Report how many lines contain "photo", with no other words.

>>>

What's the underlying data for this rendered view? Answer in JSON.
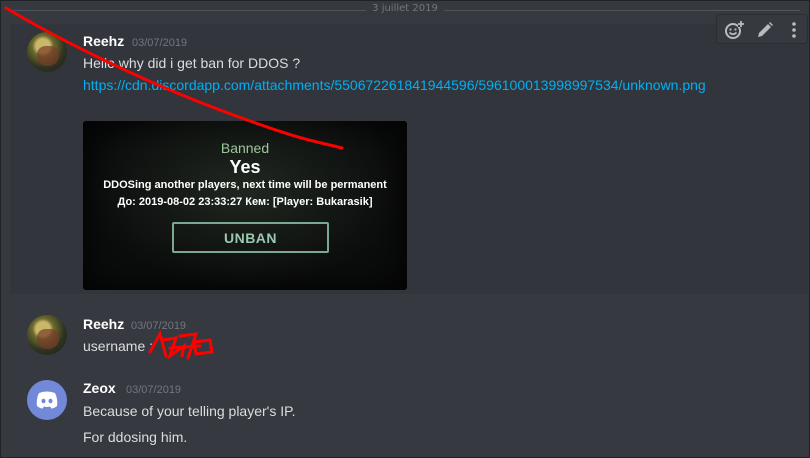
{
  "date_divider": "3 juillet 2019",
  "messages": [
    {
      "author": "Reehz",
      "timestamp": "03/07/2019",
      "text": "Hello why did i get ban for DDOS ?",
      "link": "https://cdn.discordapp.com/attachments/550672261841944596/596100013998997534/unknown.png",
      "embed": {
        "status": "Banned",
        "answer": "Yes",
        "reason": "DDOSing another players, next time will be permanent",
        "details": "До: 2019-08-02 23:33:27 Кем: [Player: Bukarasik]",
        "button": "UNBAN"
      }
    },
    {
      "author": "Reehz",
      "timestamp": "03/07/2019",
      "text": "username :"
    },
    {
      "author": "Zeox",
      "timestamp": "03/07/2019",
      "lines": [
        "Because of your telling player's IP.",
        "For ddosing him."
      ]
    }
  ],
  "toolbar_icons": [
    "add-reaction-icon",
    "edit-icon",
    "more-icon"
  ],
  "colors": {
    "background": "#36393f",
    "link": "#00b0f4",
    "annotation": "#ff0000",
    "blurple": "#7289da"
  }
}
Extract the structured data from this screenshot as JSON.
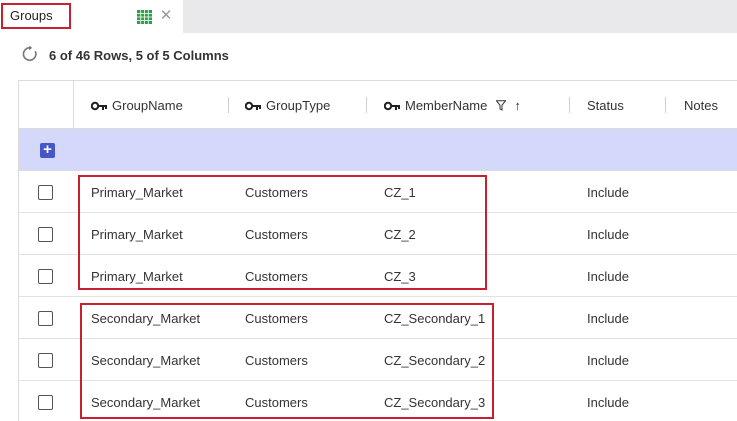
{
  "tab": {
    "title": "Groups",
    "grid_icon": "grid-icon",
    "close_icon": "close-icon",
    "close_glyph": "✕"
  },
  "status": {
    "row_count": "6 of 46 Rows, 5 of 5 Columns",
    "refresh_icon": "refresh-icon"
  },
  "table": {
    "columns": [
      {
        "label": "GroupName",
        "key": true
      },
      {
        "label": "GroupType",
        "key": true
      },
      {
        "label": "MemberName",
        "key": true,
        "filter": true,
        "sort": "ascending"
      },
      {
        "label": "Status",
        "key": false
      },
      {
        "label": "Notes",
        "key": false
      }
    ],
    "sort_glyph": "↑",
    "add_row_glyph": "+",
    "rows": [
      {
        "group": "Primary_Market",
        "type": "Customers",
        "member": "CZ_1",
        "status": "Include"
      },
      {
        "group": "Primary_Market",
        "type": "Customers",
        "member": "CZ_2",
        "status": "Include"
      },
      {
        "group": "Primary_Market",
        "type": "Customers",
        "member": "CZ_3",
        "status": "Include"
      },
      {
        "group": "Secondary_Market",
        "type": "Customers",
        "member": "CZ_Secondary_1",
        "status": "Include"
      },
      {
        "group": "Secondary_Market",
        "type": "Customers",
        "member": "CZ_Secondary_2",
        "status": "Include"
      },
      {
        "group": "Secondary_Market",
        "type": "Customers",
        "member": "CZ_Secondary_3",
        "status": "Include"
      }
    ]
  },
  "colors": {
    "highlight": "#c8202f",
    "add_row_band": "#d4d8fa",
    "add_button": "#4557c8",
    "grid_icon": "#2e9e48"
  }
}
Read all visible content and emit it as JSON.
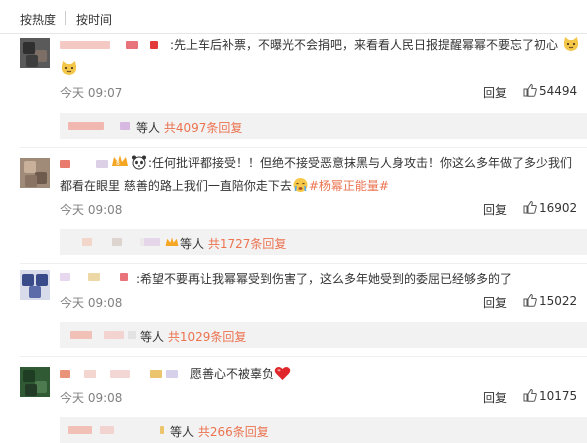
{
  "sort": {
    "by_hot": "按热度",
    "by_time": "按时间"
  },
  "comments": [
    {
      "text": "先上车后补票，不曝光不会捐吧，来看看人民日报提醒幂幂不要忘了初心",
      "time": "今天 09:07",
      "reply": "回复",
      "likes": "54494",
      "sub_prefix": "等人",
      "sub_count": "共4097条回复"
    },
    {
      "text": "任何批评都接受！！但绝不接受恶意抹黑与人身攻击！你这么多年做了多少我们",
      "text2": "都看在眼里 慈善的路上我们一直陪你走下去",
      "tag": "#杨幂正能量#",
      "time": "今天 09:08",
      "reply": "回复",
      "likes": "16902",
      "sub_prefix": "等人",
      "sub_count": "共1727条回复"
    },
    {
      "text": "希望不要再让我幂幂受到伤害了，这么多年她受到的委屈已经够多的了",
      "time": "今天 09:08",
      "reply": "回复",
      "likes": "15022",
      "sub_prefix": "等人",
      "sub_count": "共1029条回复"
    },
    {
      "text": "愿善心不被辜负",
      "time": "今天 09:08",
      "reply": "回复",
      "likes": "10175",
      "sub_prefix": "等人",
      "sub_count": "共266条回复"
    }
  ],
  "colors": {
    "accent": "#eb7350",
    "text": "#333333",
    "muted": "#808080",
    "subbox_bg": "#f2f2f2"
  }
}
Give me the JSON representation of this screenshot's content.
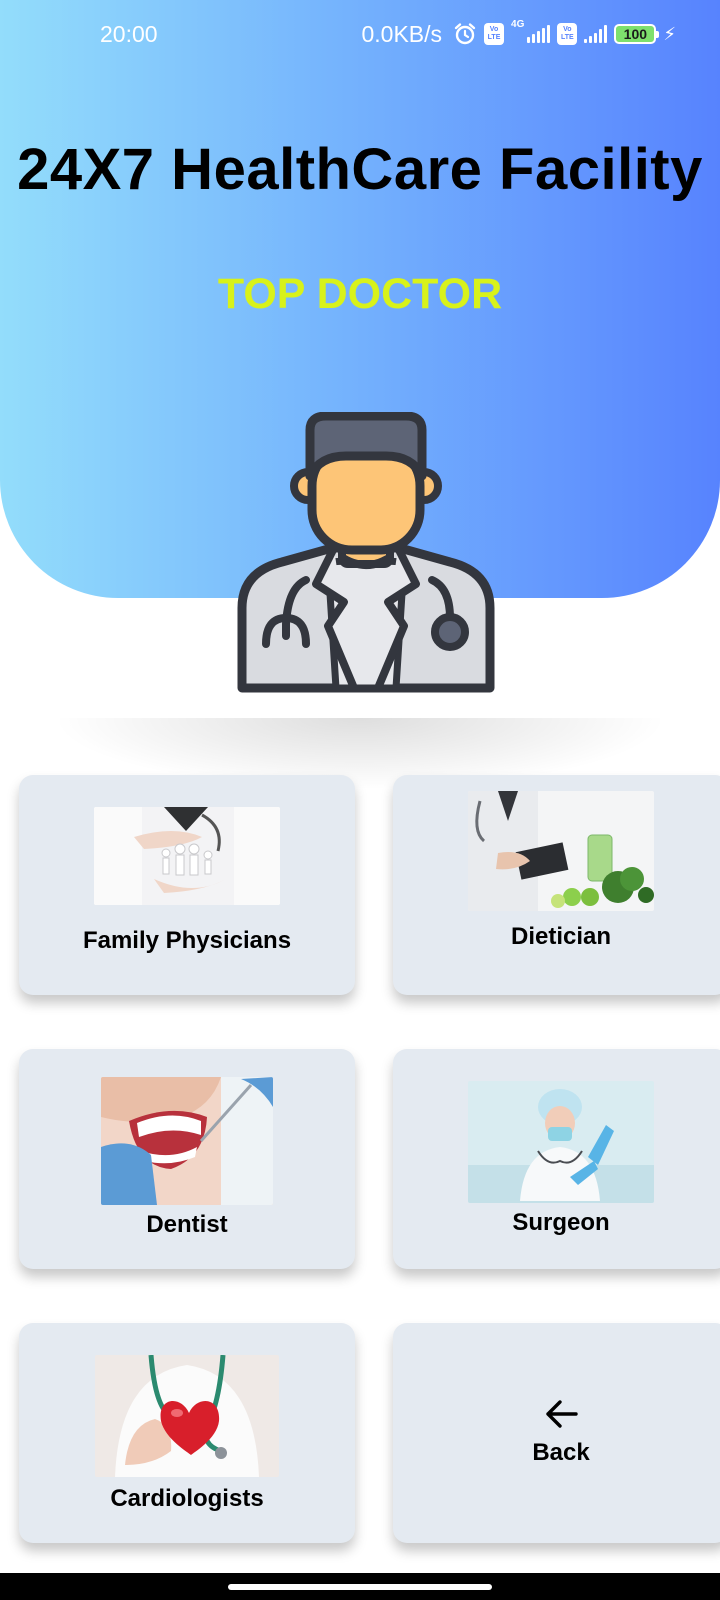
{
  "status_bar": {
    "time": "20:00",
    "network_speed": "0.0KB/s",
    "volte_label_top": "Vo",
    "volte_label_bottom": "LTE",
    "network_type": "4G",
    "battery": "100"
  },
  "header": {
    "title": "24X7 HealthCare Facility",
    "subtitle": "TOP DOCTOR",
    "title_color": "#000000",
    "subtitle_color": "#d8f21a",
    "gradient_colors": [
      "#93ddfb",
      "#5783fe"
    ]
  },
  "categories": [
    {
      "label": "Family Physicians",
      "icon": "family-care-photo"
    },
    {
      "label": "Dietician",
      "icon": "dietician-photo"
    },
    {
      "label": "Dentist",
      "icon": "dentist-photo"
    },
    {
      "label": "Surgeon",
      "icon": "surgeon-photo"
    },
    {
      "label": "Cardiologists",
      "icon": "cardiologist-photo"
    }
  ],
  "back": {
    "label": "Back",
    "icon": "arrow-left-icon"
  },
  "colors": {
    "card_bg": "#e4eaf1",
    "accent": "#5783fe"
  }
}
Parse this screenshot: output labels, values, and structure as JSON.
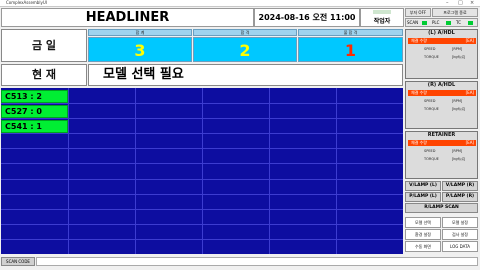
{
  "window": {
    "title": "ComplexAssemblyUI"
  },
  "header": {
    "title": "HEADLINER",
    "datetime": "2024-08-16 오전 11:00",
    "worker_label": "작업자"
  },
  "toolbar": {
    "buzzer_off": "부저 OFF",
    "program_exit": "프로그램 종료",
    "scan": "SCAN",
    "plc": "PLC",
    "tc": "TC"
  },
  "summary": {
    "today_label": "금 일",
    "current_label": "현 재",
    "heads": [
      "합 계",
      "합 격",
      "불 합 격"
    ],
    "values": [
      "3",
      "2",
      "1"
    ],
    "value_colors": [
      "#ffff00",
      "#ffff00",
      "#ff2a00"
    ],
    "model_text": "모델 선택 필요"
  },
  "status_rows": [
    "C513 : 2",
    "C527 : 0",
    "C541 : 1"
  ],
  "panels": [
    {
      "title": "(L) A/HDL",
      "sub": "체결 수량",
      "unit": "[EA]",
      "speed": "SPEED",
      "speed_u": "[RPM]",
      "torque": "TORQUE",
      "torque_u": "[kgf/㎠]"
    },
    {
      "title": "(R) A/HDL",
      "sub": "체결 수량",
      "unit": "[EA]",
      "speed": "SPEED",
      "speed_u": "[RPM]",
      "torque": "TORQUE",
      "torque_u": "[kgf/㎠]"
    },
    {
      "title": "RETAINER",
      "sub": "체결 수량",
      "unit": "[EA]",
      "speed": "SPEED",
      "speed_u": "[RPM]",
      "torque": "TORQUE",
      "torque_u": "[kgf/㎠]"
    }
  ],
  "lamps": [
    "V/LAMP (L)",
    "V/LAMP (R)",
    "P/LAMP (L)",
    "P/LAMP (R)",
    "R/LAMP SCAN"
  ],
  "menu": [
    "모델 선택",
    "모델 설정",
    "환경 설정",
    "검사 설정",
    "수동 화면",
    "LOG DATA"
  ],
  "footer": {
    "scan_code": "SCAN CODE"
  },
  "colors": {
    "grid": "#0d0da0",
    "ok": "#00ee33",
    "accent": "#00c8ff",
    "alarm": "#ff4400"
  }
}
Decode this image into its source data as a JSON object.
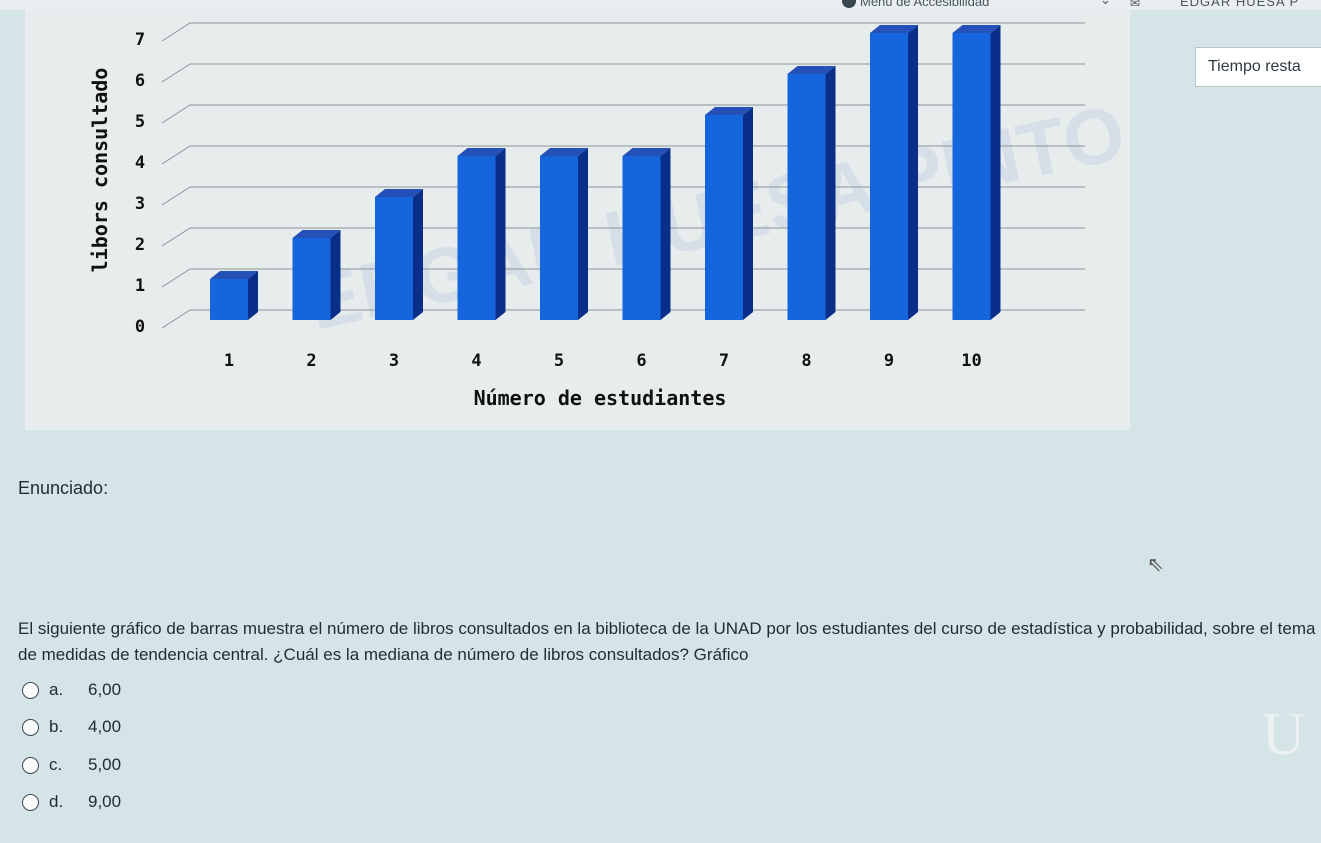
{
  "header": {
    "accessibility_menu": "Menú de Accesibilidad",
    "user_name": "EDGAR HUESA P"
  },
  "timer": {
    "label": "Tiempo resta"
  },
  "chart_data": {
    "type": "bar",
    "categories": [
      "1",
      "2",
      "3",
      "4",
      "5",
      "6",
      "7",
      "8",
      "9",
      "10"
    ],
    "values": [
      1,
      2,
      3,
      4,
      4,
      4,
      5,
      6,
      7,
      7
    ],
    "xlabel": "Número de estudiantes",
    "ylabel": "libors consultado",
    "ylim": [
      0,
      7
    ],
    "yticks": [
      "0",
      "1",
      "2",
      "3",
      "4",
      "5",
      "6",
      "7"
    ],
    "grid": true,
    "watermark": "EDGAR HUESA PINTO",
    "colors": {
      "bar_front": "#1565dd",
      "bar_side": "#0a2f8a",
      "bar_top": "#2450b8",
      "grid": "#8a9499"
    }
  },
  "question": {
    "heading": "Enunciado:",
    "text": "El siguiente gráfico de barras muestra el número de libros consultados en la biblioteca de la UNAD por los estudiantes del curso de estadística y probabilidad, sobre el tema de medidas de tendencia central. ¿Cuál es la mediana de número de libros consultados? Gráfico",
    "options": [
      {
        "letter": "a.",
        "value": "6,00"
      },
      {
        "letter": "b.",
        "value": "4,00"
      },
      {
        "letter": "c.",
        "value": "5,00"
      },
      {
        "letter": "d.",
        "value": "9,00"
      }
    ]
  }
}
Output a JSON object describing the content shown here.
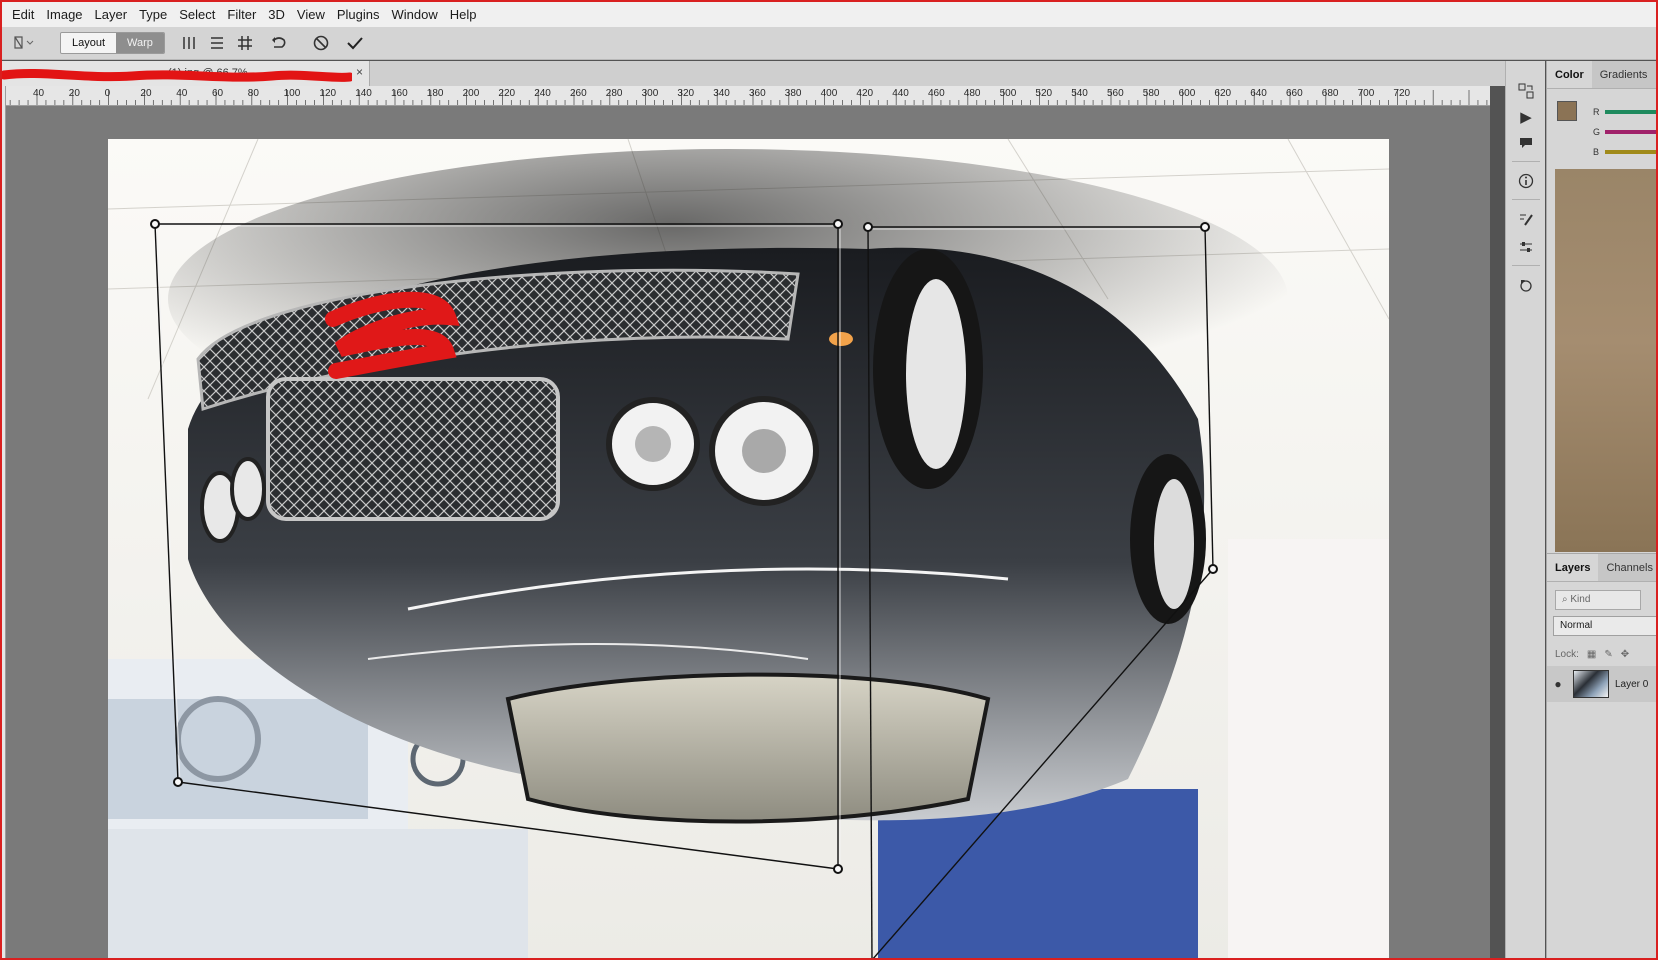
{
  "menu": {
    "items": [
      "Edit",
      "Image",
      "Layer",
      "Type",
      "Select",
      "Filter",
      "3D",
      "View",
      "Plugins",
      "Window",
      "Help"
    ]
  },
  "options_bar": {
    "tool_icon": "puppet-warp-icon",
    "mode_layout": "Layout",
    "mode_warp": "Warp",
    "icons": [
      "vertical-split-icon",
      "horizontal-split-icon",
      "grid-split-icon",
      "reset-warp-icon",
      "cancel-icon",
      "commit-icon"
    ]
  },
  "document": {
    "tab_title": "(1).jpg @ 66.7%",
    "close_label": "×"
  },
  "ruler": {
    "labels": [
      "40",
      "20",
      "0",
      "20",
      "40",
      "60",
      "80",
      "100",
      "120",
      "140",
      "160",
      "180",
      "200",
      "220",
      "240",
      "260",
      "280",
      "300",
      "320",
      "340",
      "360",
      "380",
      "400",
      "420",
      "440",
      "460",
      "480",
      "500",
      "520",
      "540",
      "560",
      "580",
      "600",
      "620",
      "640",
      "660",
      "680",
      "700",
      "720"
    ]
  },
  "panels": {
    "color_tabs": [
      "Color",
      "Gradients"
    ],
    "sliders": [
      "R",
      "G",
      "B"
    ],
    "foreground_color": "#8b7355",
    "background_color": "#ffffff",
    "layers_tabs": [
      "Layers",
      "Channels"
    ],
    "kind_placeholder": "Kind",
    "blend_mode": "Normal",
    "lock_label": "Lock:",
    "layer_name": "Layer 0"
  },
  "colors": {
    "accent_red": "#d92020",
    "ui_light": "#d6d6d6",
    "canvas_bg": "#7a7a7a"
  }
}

<<<

*COMPLETED EXERCISE:* 5